* TASK INPUT *
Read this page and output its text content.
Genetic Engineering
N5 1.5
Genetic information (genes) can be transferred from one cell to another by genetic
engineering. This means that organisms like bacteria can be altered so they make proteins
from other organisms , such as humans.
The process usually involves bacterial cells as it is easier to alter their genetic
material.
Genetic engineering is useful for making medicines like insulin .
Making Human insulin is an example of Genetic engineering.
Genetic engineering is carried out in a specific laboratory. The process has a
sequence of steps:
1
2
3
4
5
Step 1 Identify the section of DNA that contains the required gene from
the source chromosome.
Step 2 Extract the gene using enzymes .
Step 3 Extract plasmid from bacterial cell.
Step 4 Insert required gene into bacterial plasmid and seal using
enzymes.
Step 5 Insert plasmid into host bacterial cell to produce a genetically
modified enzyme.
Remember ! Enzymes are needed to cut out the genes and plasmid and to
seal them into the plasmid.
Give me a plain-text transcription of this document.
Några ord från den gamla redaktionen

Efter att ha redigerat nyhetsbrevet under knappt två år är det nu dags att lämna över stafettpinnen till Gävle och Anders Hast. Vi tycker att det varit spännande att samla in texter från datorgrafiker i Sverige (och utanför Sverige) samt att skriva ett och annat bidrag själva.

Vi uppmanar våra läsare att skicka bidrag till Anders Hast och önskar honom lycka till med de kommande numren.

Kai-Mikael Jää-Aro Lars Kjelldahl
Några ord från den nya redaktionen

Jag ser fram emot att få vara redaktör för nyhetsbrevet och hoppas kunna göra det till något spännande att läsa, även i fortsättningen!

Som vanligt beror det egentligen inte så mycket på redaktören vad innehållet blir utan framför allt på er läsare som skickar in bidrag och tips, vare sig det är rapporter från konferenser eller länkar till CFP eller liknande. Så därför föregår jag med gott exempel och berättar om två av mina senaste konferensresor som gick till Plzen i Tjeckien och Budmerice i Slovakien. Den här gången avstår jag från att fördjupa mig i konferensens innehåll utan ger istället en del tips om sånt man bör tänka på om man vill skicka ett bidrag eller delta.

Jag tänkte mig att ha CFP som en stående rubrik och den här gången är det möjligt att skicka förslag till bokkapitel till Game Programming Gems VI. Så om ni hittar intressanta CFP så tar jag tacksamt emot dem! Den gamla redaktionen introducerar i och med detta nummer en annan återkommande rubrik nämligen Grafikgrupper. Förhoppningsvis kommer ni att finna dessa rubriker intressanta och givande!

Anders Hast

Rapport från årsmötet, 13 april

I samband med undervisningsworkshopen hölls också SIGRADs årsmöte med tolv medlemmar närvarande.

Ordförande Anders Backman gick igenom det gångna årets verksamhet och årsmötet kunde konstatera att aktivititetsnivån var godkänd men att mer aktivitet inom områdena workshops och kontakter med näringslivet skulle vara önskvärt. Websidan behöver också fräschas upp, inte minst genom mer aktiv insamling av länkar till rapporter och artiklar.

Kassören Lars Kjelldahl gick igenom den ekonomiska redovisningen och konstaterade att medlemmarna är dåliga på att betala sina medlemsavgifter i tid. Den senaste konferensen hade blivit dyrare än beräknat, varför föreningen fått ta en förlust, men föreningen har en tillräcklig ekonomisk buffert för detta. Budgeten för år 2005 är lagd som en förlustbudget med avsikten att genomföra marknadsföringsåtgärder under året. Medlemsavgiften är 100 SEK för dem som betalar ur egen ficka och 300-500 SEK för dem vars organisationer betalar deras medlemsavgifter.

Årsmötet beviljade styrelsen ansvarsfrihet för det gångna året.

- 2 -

* REQUIRED ACTION *
Set down the entries verbatim, leaving none out.

* WORKED SOLUTION *
Read this page and output its text content.
Genetic Engineering
N5 1.5
Genetic information (genes) can be transferred from one cell to another by genetic
engineering. This means that organisms like bacteria can be altered so they make proteins
from other organisms , such as humans.
The process usually involves bacterial cells as it is easier to alter their genetic
material.
Genetic engineering is useful for making medicines like insulin .
Making Human insulin is an example of Genetic engineering.
Genetic engineering is carried out in a specific laboratory. The process has a
sequence of steps:
1
2
3
4
5
Step 1 Identify the section of DNA that contains the required gene from
the source chromosome.
Step 2 Extract the gene using enzymes .
Step 3 Extract plasmid from bacterial cell.
Step 4 Insert required gene into bacterial plasmid and seal using
enzymes.
Step 5 Insert plasmid into host bacterial cell to produce a genetically
modified enzyme.
Remember ! Enzymes are needed to cut out the genes and plasmid and to
seal them into the plasmid.
Give me a plain-text transcription of this document.
Några ord från den gamla redaktionen

Efter att ha redigerat nyhetsbrevet under knappt två år är det nu dags att lämna över stafettpinnen till Gävle och Anders Hast. Vi tycker att det varit spännande att samla in texter från datorgrafiker i Sverige (och utanför Sverige) samt att skriva ett och annat bidrag själva.

Vi uppmanar våra läsare att skicka bidrag till Anders Hast och önskar honom lycka till med de kommande numren.

Kai-Mikael Jää-Aro Lars Kjelldahl
Några ord från den nya redaktionen

Jag ser fram emot att få vara redaktör för nyhetsbrevet och hoppas kunna göra det till något spännande att läsa, även i fortsättningen!

Som vanligt beror det egentligen inte så mycket på redaktören vad innehållet blir utan framför allt på er läsare som skickar in bidrag och tips, vare sig det är rapporter från konferenser eller länkar till CFP eller liknande. Så därför föregår jag med gott exempel och berättar om två av mina senaste konferensresor som gick till Plzen i Tjeckien och Budmerice i Slovakien. Den här gången avstår jag från att fördjupa mig i konferensens innehåll utan ger istället en del tips om sånt man bör tänka på om man vill skicka ett bidrag eller delta.

Jag tänkte mig att ha CFP som en stående rubrik och den här gången är det möjligt att skicka förslag till bokkapitel till Game Programming Gems VI. Så om ni hittar intressanta CFP så tar jag tacksamt emot dem! Den gamla redaktionen introducerar i och med detta nummer en annan återkommande rubrik nämligen Grafikgrupper. Förhoppningsvis kommer ni att finna dessa rubriker intressanta och givande!

Anders Hast

Rapport från årsmötet, 13 april

I samband med undervisningsworkshopen hölls också SIGRADs årsmöte med tolv medlemmar närvarande.

Ordförande Anders Backman gick igenom det gångna årets verksamhet och årsmötet kunde konstatera att aktivititetsnivån var godkänd men att mer aktivitet inom områdena workshops och kontakter med näringslivet skulle vara önskvärt. Websidan behöver också fräschas upp, inte minst genom mer aktiv insamling av länkar till rapporter och artiklar.

Kassören Lars Kjelldahl gick igenom den ekonomiska redovisningen och konstaterade att medlemmarna är dåliga på att betala sina medlemsavgifter i tid. Den senaste konferensen hade blivit dyrare än beräknat, varför föreningen fått ta en förlust, men föreningen har en tillräcklig ekonomisk buffert för detta. Budgeten för år 2005 är lagd som en förlustbudget med avsikten att genomföra marknadsföringsåtgärder under året. Medlemsavgiften är 100 SEK för dem som betalar ur egen ficka och 300-500 SEK för dem vars organisationer betalar deras medlemsavgifter.

Årsmötet beviljade styrelsen ansvarsfrihet för det gångna året.

- 2 -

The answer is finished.